• Problem requirements:
Locate each line containing the string "type" and copy it out.

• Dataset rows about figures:
**********

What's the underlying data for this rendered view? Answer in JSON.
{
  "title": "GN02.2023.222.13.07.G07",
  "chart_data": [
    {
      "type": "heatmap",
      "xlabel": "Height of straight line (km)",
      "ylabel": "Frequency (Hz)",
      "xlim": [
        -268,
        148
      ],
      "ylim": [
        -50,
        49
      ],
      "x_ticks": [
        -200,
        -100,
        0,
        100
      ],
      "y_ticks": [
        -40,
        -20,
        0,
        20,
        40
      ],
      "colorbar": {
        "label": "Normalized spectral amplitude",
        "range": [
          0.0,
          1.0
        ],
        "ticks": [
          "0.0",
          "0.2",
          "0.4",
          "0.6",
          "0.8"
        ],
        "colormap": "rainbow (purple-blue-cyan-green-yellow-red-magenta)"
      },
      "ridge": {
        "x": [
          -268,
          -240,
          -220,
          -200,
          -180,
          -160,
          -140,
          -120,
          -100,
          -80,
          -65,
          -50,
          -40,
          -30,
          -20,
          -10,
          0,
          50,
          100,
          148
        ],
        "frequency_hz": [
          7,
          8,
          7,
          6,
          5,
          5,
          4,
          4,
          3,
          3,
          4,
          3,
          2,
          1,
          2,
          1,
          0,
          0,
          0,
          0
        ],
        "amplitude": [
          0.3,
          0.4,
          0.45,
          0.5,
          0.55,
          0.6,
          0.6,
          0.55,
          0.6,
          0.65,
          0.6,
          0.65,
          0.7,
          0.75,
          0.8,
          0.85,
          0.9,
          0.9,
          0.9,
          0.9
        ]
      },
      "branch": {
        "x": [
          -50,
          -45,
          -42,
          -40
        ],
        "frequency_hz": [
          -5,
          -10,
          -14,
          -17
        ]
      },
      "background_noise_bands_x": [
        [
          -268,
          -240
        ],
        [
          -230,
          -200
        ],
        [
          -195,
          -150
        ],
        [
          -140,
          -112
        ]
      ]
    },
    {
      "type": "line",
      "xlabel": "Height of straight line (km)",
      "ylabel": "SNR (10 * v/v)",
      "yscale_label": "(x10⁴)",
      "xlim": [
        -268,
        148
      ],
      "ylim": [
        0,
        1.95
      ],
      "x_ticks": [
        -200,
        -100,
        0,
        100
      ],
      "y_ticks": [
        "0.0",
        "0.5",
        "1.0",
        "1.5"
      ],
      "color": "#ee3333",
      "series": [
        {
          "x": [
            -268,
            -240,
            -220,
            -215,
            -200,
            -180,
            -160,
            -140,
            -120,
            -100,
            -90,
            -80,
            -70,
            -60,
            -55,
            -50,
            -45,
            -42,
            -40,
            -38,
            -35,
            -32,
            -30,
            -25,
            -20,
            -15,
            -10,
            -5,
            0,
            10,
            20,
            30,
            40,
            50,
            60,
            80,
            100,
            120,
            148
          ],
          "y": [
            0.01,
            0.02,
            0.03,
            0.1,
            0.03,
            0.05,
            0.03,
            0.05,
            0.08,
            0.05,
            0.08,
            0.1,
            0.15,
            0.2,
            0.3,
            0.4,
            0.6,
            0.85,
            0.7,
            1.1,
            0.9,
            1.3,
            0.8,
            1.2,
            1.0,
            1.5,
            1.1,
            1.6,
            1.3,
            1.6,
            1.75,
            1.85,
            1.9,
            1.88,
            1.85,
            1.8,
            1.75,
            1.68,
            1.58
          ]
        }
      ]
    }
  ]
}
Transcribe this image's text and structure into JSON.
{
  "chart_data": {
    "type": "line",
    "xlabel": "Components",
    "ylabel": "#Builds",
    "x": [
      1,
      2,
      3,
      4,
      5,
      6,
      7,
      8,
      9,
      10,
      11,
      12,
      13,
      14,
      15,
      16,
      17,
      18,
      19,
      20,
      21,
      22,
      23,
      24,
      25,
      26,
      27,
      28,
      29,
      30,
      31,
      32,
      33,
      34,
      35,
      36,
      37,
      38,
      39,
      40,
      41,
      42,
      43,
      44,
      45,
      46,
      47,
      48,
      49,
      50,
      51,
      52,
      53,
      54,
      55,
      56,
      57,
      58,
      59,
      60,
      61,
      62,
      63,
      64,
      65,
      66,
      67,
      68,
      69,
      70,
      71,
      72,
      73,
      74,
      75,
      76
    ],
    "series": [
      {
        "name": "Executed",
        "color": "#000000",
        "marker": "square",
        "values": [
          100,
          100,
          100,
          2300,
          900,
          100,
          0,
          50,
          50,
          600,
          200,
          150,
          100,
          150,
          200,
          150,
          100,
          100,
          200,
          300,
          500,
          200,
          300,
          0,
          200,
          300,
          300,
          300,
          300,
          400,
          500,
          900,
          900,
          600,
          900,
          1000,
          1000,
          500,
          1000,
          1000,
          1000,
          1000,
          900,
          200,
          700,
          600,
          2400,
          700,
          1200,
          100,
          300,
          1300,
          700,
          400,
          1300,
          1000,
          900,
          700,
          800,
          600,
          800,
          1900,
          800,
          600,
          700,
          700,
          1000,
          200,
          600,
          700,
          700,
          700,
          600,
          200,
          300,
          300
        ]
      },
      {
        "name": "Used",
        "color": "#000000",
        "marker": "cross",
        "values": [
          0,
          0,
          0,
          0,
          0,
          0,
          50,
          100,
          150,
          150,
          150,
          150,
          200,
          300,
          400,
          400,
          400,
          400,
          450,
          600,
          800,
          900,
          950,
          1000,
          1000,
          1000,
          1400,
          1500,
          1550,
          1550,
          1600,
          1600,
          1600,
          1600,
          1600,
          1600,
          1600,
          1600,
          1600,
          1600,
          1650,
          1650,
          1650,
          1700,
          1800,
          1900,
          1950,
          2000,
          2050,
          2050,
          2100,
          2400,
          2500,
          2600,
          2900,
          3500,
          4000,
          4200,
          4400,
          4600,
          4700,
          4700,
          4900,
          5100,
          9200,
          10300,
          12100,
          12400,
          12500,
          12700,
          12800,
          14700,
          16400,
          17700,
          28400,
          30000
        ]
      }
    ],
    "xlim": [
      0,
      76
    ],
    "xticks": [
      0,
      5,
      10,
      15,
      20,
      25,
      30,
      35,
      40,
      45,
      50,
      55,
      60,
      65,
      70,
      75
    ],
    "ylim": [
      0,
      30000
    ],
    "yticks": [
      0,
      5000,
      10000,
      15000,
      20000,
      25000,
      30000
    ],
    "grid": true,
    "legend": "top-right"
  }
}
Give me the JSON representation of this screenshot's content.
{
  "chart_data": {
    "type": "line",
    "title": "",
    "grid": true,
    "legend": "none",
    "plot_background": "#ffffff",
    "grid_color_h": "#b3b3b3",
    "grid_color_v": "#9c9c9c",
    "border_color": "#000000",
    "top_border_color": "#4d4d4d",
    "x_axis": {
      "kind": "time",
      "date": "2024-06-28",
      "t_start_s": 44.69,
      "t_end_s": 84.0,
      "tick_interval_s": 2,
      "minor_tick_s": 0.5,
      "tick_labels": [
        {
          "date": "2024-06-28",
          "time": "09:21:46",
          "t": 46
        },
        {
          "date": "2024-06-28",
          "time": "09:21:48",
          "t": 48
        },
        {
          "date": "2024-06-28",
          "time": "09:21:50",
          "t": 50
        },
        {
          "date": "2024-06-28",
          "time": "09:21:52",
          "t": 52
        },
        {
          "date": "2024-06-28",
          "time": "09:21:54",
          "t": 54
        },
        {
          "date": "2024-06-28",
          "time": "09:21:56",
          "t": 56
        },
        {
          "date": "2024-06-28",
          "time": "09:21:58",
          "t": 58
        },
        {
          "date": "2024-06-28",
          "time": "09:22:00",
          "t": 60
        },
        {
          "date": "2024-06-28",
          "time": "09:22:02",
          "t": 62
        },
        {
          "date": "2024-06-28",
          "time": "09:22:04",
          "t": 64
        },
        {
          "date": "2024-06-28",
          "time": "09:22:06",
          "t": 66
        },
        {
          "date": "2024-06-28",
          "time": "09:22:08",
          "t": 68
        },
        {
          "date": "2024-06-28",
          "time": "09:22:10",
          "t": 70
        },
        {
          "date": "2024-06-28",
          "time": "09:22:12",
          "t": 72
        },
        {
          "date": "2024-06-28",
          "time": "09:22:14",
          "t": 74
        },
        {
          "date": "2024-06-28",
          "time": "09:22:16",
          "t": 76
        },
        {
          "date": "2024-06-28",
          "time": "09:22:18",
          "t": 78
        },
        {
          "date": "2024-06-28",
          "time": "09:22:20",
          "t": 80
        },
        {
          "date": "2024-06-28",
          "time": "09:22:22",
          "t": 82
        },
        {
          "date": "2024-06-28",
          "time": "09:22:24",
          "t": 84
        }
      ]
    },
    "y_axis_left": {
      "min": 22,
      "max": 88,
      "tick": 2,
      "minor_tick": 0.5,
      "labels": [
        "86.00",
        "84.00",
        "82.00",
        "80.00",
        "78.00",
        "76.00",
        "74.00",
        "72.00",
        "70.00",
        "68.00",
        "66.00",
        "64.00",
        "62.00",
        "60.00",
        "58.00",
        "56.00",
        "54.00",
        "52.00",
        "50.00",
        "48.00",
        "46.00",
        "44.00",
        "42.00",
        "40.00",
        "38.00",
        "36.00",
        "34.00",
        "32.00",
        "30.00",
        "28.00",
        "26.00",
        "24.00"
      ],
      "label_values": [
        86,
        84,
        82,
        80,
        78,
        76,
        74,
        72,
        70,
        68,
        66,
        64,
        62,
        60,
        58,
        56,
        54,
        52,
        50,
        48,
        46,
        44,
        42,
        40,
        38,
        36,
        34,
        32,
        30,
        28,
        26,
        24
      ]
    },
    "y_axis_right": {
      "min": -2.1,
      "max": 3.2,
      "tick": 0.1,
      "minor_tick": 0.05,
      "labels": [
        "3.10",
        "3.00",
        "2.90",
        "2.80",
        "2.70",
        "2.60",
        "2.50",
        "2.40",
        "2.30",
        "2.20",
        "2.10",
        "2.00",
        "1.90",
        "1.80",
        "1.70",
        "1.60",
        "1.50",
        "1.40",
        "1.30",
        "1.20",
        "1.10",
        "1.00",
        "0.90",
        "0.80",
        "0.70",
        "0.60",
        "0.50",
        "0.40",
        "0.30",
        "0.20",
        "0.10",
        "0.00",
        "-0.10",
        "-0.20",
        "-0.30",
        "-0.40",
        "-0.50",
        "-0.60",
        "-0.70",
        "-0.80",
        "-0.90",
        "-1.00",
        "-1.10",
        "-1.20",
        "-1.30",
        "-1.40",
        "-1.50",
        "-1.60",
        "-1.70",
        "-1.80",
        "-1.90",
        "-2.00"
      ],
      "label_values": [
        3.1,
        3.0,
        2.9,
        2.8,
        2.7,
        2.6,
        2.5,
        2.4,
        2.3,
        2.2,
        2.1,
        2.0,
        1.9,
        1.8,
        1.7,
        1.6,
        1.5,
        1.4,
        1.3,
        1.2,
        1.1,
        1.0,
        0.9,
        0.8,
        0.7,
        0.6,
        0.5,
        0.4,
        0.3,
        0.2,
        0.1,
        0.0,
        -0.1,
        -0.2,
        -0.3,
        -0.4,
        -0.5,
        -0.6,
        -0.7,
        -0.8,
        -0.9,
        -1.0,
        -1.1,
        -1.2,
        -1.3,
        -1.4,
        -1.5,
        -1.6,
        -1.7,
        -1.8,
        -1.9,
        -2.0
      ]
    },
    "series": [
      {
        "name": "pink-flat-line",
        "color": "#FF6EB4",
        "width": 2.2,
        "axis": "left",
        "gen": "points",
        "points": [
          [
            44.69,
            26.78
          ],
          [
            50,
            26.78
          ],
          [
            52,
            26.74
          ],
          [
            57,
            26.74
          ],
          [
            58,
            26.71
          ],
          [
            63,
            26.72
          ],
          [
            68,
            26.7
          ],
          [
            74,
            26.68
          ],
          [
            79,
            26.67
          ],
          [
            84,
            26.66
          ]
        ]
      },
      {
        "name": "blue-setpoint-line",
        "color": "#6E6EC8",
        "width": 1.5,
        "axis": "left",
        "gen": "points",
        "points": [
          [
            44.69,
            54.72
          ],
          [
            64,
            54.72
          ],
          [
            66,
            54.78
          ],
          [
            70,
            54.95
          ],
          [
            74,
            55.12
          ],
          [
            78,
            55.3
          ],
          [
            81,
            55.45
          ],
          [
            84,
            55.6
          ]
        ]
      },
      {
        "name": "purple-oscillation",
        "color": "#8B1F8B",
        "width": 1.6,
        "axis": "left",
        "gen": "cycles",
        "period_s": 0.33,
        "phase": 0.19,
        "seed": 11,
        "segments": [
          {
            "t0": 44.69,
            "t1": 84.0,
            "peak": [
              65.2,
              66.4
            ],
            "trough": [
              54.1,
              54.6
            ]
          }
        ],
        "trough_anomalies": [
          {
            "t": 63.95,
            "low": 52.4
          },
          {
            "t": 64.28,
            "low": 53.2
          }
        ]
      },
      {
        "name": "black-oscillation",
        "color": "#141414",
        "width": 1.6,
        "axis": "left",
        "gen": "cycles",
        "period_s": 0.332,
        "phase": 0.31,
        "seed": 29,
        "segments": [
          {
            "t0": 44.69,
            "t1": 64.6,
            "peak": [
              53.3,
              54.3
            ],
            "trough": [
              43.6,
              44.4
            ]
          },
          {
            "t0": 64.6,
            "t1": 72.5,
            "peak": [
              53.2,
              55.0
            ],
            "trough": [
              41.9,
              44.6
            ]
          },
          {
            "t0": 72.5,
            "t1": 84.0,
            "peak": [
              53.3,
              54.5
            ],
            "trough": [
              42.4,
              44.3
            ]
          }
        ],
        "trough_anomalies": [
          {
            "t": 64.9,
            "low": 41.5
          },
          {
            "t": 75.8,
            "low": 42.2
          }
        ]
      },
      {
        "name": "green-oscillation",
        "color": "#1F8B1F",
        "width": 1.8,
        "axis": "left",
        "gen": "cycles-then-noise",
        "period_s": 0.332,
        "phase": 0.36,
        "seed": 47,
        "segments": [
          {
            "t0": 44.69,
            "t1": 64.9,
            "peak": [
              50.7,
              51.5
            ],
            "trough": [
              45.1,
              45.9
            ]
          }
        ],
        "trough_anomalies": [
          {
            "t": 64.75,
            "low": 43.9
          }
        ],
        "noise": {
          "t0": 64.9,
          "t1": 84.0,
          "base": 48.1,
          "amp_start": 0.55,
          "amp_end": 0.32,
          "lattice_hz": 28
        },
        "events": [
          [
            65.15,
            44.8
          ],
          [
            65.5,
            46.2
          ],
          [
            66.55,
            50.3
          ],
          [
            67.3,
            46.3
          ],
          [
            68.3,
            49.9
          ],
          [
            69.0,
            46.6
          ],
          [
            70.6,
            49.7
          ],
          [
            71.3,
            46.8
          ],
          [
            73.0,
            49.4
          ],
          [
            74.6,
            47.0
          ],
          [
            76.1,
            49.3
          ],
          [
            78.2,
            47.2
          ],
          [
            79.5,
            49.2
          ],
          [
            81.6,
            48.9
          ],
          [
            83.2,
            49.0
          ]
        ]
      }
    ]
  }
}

**********

• Answer to the exercise:
      "type": "heatmap",
      "type": "line",
    "type": "line",
    "type": "line",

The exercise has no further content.